From the listing below, pick out each line with the word "gasinstallatie".

+++ Material for this exercise +++

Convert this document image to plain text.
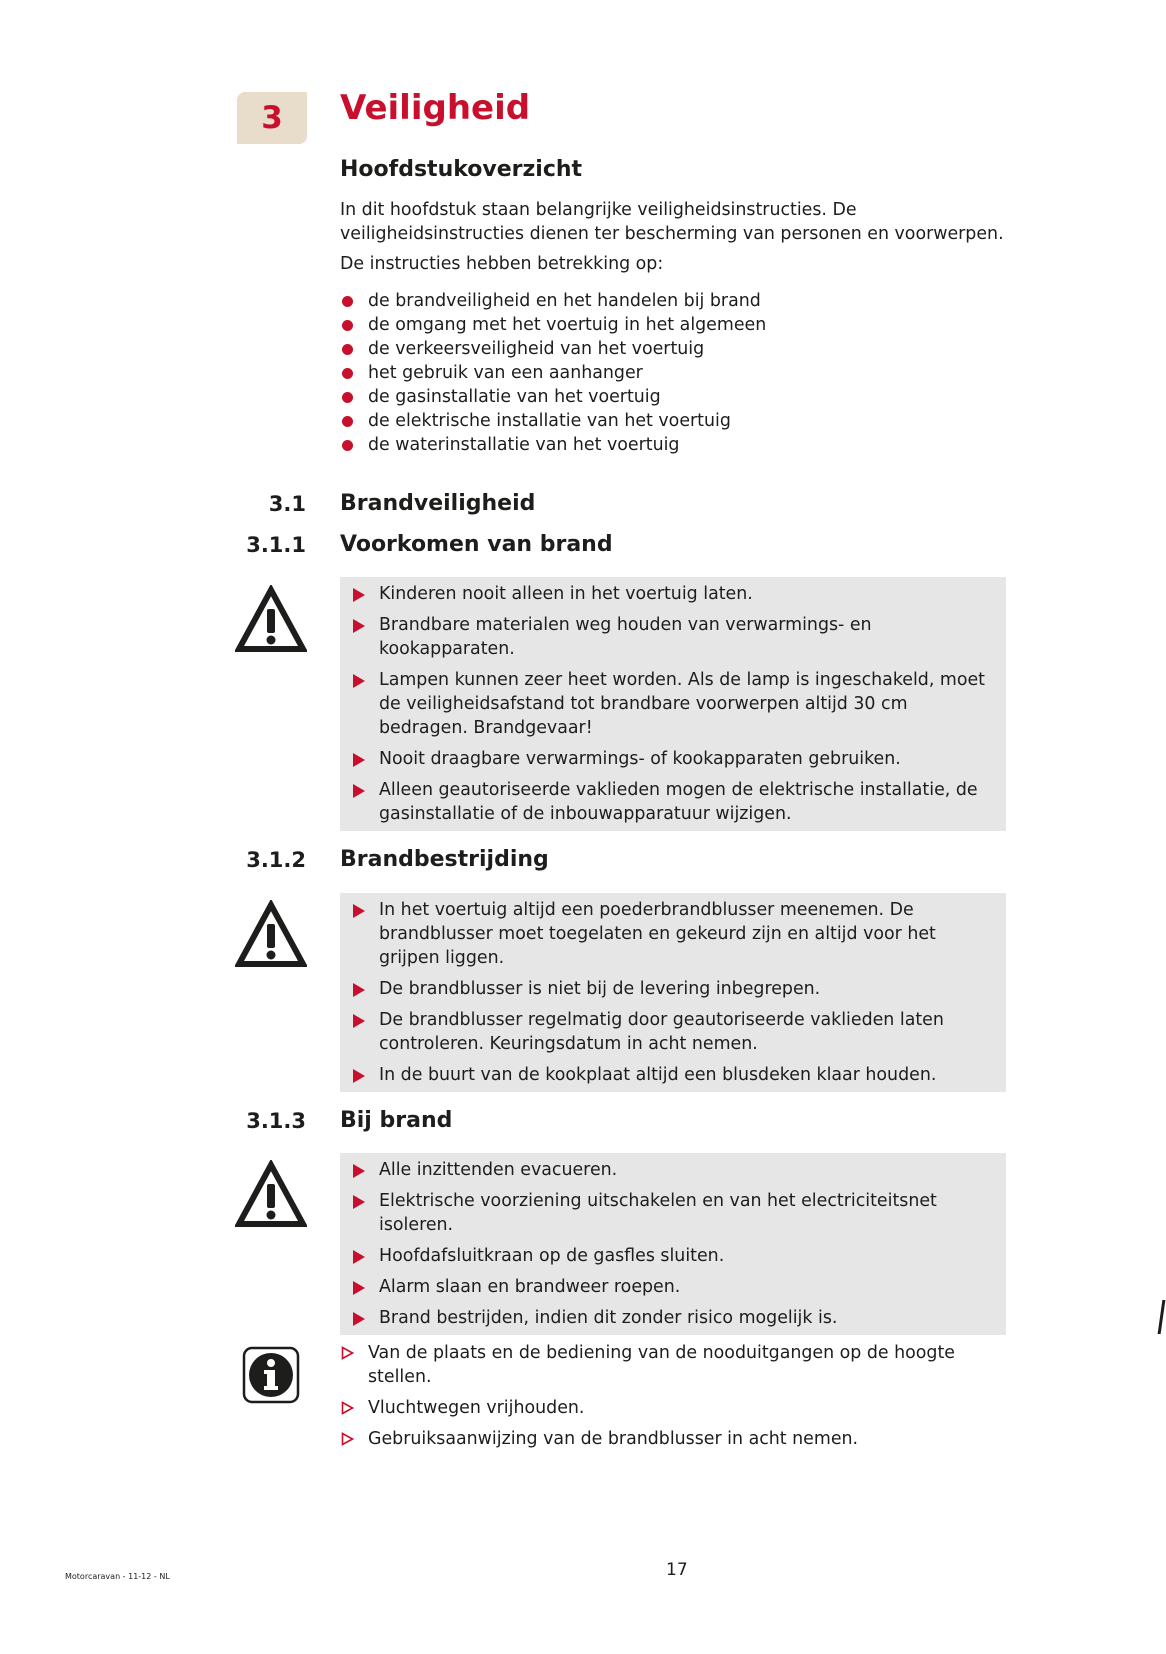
3 Veiligheid
Hoofdstukoverzicht
In dit hoofdstuk staan belangrijke veiligheidsinstructies. De veiligheidsinstructies dienen ter bescherming van personen en voorwerpen.
De instructies hebben betrekking op:
de brandveiligheid en het handelen bij brand
de omgang met het voertuig in het algemeen
de verkeersveiligheid van het voertuig
het gebruik van een aanhanger
de gasinstallatie van het voertuig
de elektrische installatie van het voertuig
de waterinstallatie van het voertuig
3.1 Brandveiligheid
3.1.1 Voorkomen van brand
Kinderen nooit alleen in het voertuig laten.
Brandbare materialen weg houden van verwarmings- en kookapparaten.
Lampen kunnen zeer heet worden. Als de lamp is ingeschakeld, moet de veiligheidsafstand tot brandbare voorwerpen altijd 30 cm bedragen. Brandgevaar!
Nooit draagbare verwarmings- of kookapparaten gebruiken.
Alleen geautoriseerde vaklieden mogen de elektrische installatie, de gasinstallatie of de inbouwapparatuur wijzigen.
3.1.2 Brandbestrijding
In het voertuig altijd een poederbrandblusser meenemen. De brandblusser moet toegelaten en gekeurd zijn en altijd voor het grijpen liggen.
De brandblusser is niet bij de levering inbegrepen.
De brandblusser regelmatig door geautoriseerde vaklieden laten controleren. Keuringsdatum in acht nemen.
In de buurt van de kookplaat altijd een blusdeken klaar houden.
3.1.3 Bij brand
Alle inzittenden evacueren.
Elektrische voorziening uitschakelen en van het electriciteitsnet isoleren.
Hoofdafsluitkraan op de gasfles sluiten.
Alarm slaan en brandweer roepen.
Brand bestrijden, indien dit zonder risico mogelijk is.
Van de plaats en de bediening van de nooduitgangen op de hoogte stellen.
Vluchtwegen vrijhouden.
Gebruiksaanwijzing van de brandblusser in acht nemen.
Motorcaravan - 11-12 - NL	17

+++

__Solution to the exercise__
de gasinstallatie van het voertuig
Alleen geautoriseerde vaklieden mogen de elektrische installatie, de gasinstallatie of de inbouwapparatuur wijzigen.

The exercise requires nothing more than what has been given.